**INSTRUCTIONS TO FOLLOW:** List the lines of this listing that hold the word "printer".

**Stored entries:**
begin
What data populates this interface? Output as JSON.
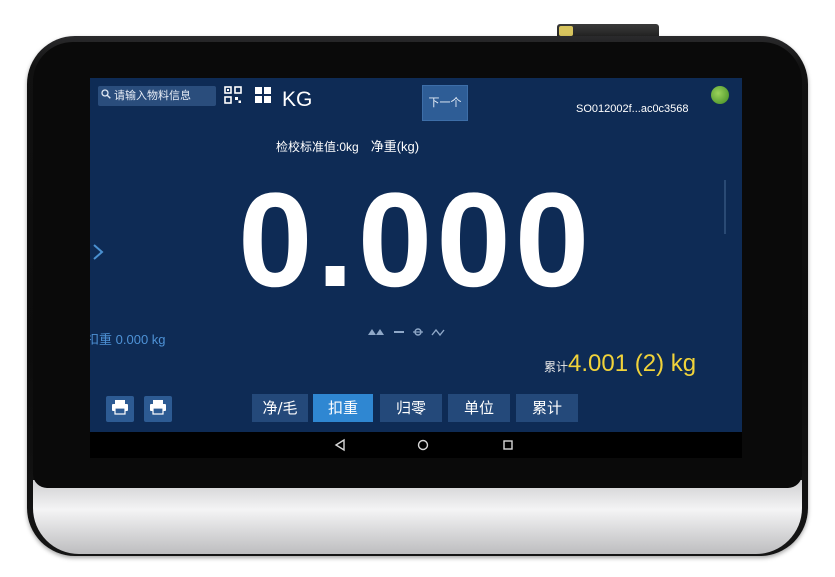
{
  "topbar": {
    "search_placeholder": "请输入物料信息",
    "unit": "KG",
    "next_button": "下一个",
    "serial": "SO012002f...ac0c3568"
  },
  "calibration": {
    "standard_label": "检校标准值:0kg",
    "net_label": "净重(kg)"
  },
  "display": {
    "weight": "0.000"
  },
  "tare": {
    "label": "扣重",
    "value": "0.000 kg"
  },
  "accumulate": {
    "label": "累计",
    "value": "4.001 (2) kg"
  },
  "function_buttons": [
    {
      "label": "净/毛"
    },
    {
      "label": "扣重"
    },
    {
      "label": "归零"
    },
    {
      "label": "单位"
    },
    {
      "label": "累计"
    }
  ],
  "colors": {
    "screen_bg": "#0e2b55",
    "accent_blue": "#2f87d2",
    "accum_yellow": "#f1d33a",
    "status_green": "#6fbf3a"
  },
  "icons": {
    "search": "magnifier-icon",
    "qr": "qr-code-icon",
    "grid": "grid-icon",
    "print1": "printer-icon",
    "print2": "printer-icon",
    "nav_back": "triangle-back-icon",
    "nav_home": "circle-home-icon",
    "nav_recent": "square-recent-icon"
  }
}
end
**TASK SOLUTION:**
    "print1": "printer-icon",
    "print2": "printer-icon",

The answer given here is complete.